▶ **Directions for this task**:
Locate the word "TypeError" in the material, then show every line that holds it.

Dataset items
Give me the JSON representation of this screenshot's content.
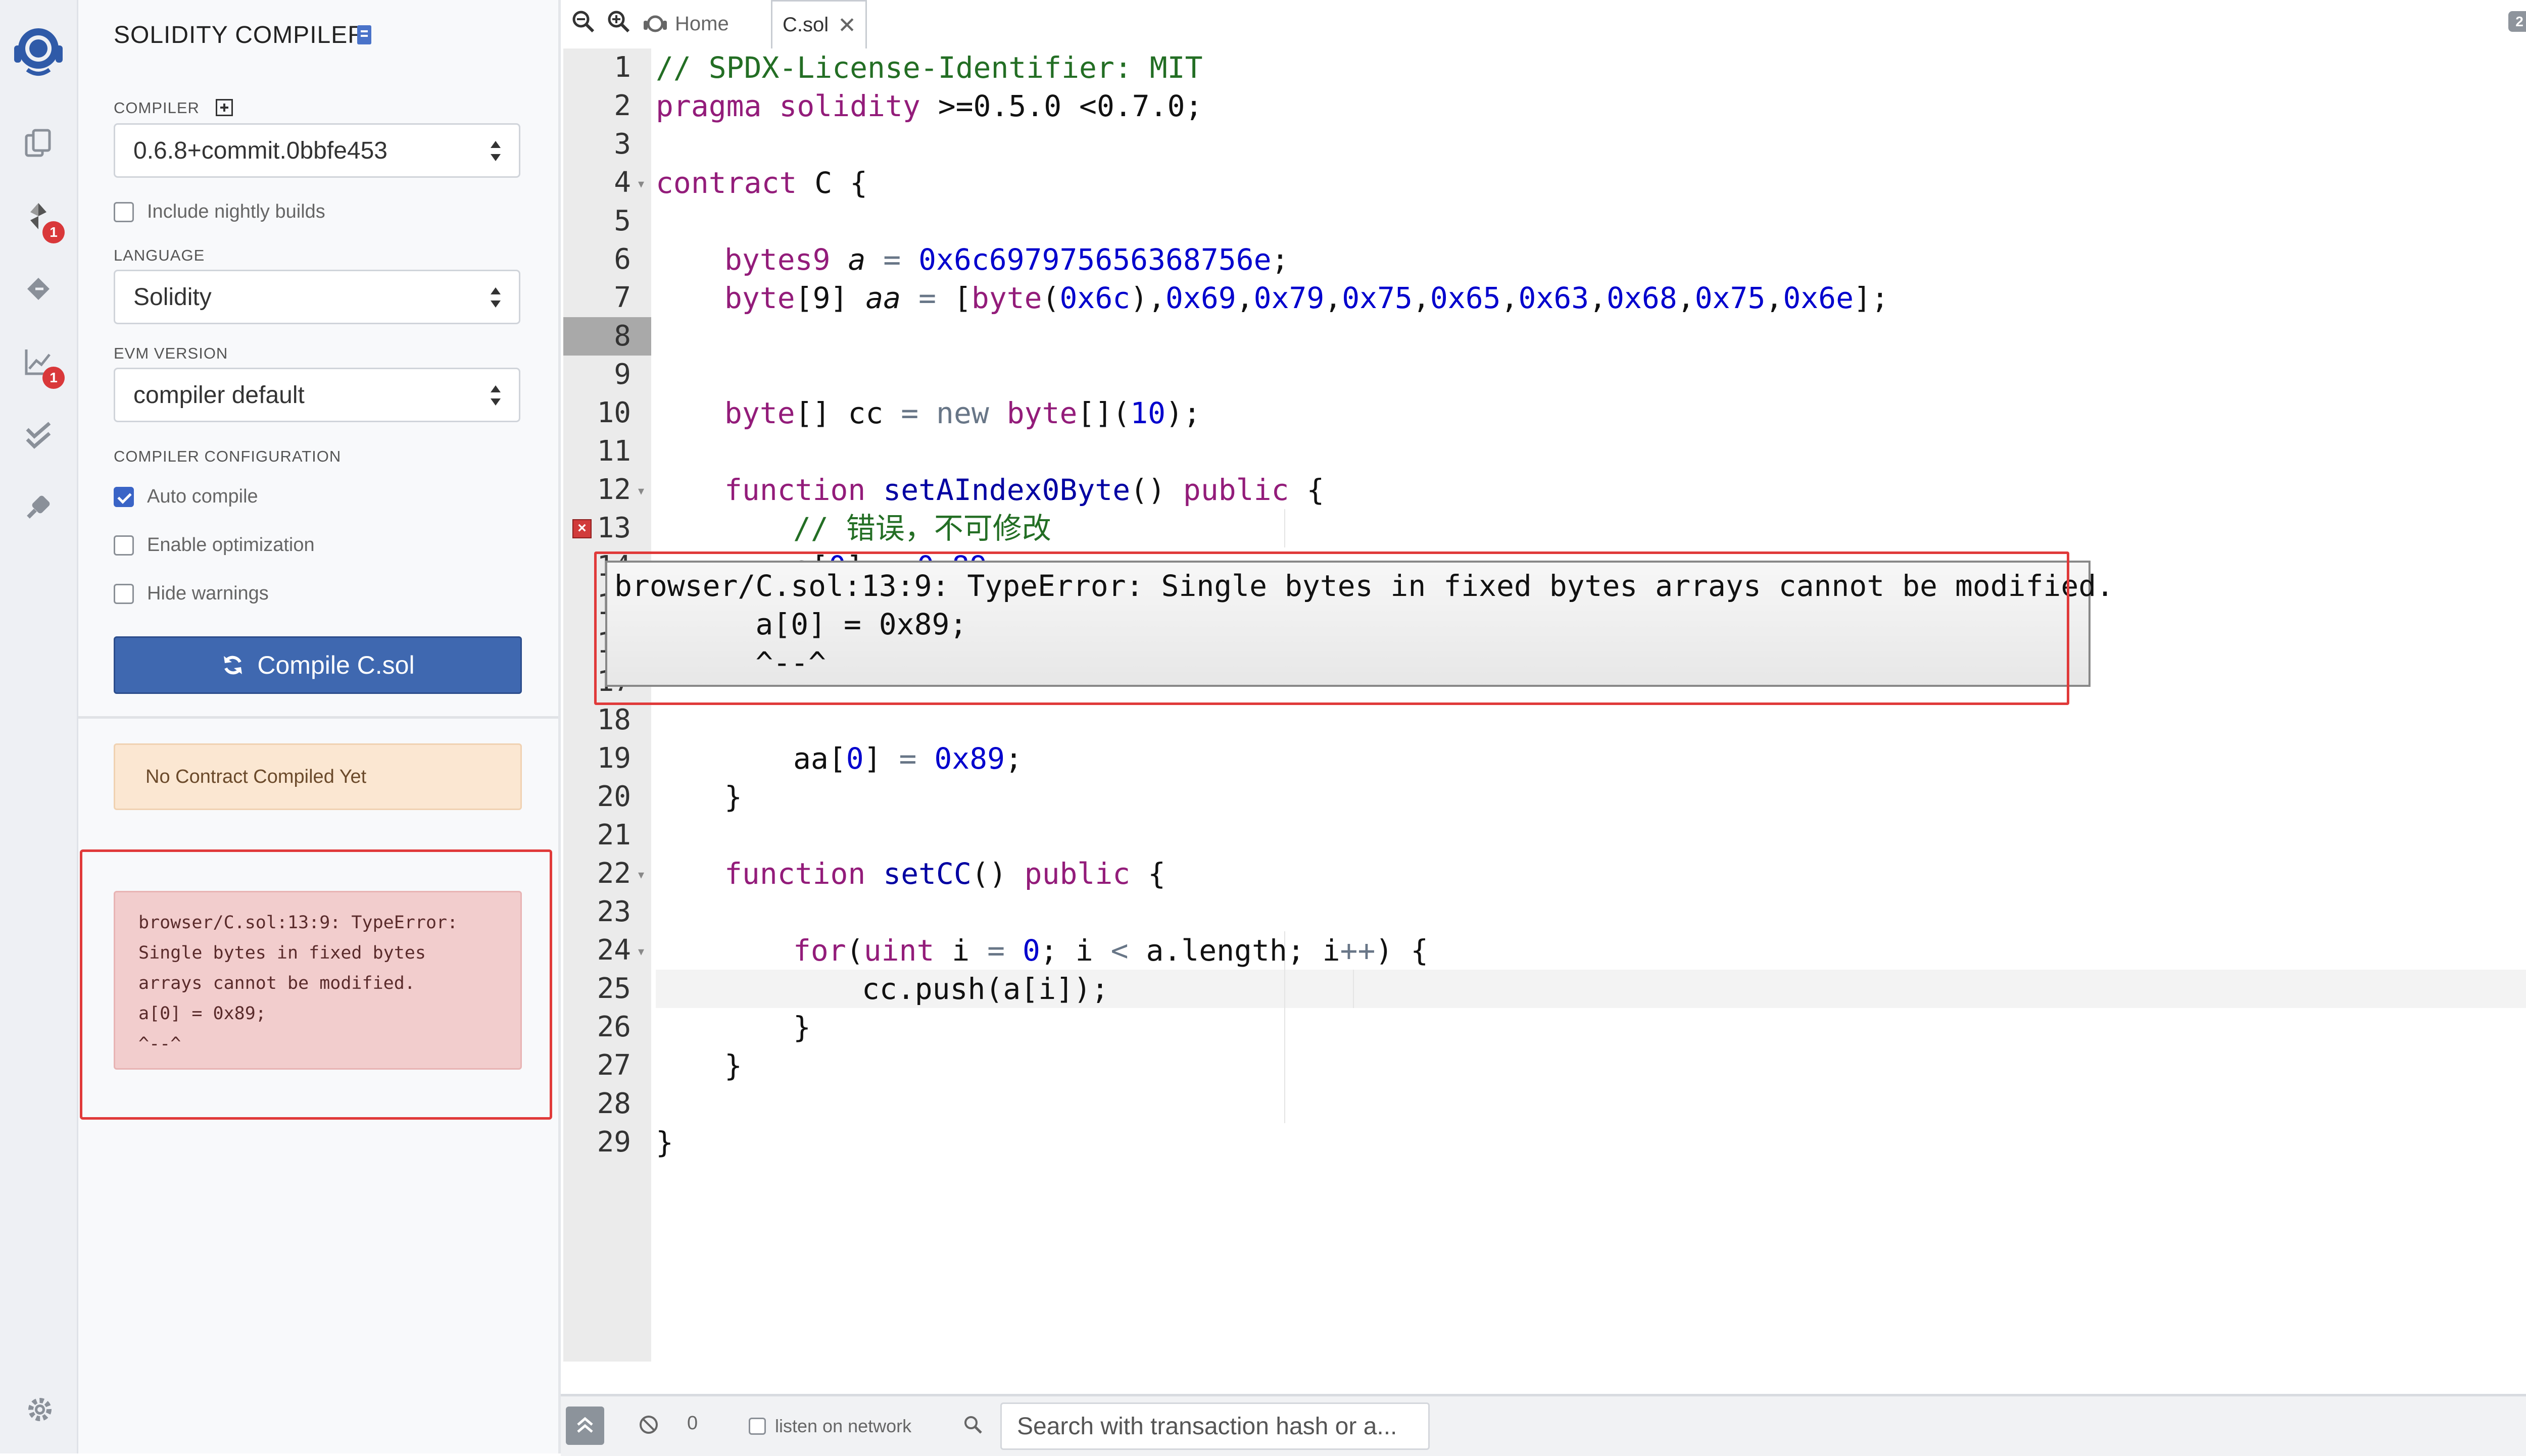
{
  "panel": {
    "title": "SOLIDITY COMPILER",
    "compiler_label": "COMPILER",
    "compiler_version": "0.6.8+commit.0bbfe453",
    "nightly_label": "Include nightly builds",
    "language_label": "LANGUAGE",
    "language_value": "Solidity",
    "evm_label": "EVM VERSION",
    "evm_value": "compiler default",
    "config_label": "COMPILER CONFIGURATION",
    "auto_compile": "Auto compile",
    "enable_optimization": "Enable optimization",
    "hide_warnings": "Hide warnings",
    "compile_button": "Compile C.sol",
    "no_contract": "No Contract Compiled Yet",
    "error_text": "browser/C.sol:13:9: TypeError:\nSingle bytes in fixed bytes\narrays cannot be modified.\na[0] = 0x89;\n^--^"
  },
  "rail": {
    "badge_compiler": "1",
    "badge_analysis": "1"
  },
  "tabs": {
    "home": "Home",
    "file": "C.sol",
    "count": "2 tabs"
  },
  "editor": {
    "line_numbers": [
      "1",
      "2",
      "3",
      "4",
      "5",
      "6",
      "7",
      "8",
      "9",
      "10",
      "11",
      "12",
      "13",
      "14",
      "15",
      "16",
      "17",
      "18",
      "19",
      "20",
      "21",
      "22",
      "23",
      "24",
      "25",
      "26",
      "27",
      "28",
      "29"
    ],
    "l1": "// SPDX-License-Identifier: MIT",
    "l2_a": "pragma solidity ",
    "l2_b": ">=0.5.0 <0.7.0;",
    "l4_a": "contract ",
    "l4_b": "C {",
    "l6_a": "bytes9 ",
    "l6_b": "a ",
    "l6_c": "= ",
    "l6_d": "0x6c697975656368756e",
    "l6_e": ";",
    "l7_a": "byte",
    "l7_b": "[9] ",
    "l7_c": "aa ",
    "l7_d": "= ",
    "l7_e": "[",
    "l7_f": "byte",
    "l7_g": "(",
    "l7_h": "0x6c",
    "l7_i": "),",
    "l7_j": "0x69",
    "l7_k": ",",
    "l7_l": "0x79",
    "l7_m": ",",
    "l7_n": "0x75",
    "l7_o": ",",
    "l7_p": "0x65",
    "l7_q": ",",
    "l7_r": "0x63",
    "l7_s": ",",
    "l7_t": "0x68",
    "l7_u": ",",
    "l7_v": "0x75",
    "l7_w": ",",
    "l7_x": "0x6e",
    "l7_y": "];",
    "l9_a": "byte",
    "l9_b": "[] cc ",
    "l9_c": "= ",
    "l9_d": "new ",
    "l9_e": "byte",
    "l9_f": "[](",
    "l9_g": "10",
    "l9_h": ");",
    "l11_a": "function ",
    "l11_b": "setAIndex0Byte",
    "l11_c": "() ",
    "l11_d": "public ",
    "l11_e": "{",
    "l12": "// 错误，不可修改",
    "l13_a": "a[",
    "l13_b": "0",
    "l13_c": "] ",
    "l13_d": "= ",
    "l13_e": "0x89",
    "l13_f": ";",
    "l18_a": "aa[",
    "l18_b": "0",
    "l18_c": "] ",
    "l18_d": "= ",
    "l18_e": "0x89",
    "l18_f": ";",
    "l19": "}",
    "l21_a": "function ",
    "l21_b": "setCC",
    "l21_c": "() ",
    "l21_d": "public ",
    "l21_e": "{",
    "l23_a": "for",
    "l23_b": "(",
    "l23_c": "uint ",
    "l23_d": "i ",
    "l23_e": "= ",
    "l23_f": "0",
    "l23_g": "; i ",
    "l23_h": "< ",
    "l23_i": "a.length; i",
    "l23_j": "++",
    "l23_k": ") {",
    "l25": "cc.push(a[i]);",
    "l26": "}",
    "l27": "}",
    "l29": "}",
    "tooltip": "browser/C.sol:13:9: TypeError: Single bytes in fixed bytes arrays cannot be modified.\n        a[0] = 0x89;\n        ^--^",
    "status_char": "C"
  },
  "terminal": {
    "count": "0",
    "listen_label": "listen on network",
    "search_placeholder": "Search with transaction hash or a..."
  },
  "colors": {
    "accent": "#3f68b0",
    "error": "#e03a3a",
    "comment": "#236e24",
    "keyword": "#931c7a",
    "number": "#0000cd"
  }
}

▶ **Answer to the task**:
    "error_text": "browser/C.sol:13:9: TypeError:\nSingle bytes in fixed bytes\narrays cannot be modified.\na[0] = 0x89;\n^--^"
    "tooltip": "browser/C.sol:13:9: TypeError: Single bytes in fixed bytes arrays cannot be modified.\n        a[0] = 0x89;\n        ^--^",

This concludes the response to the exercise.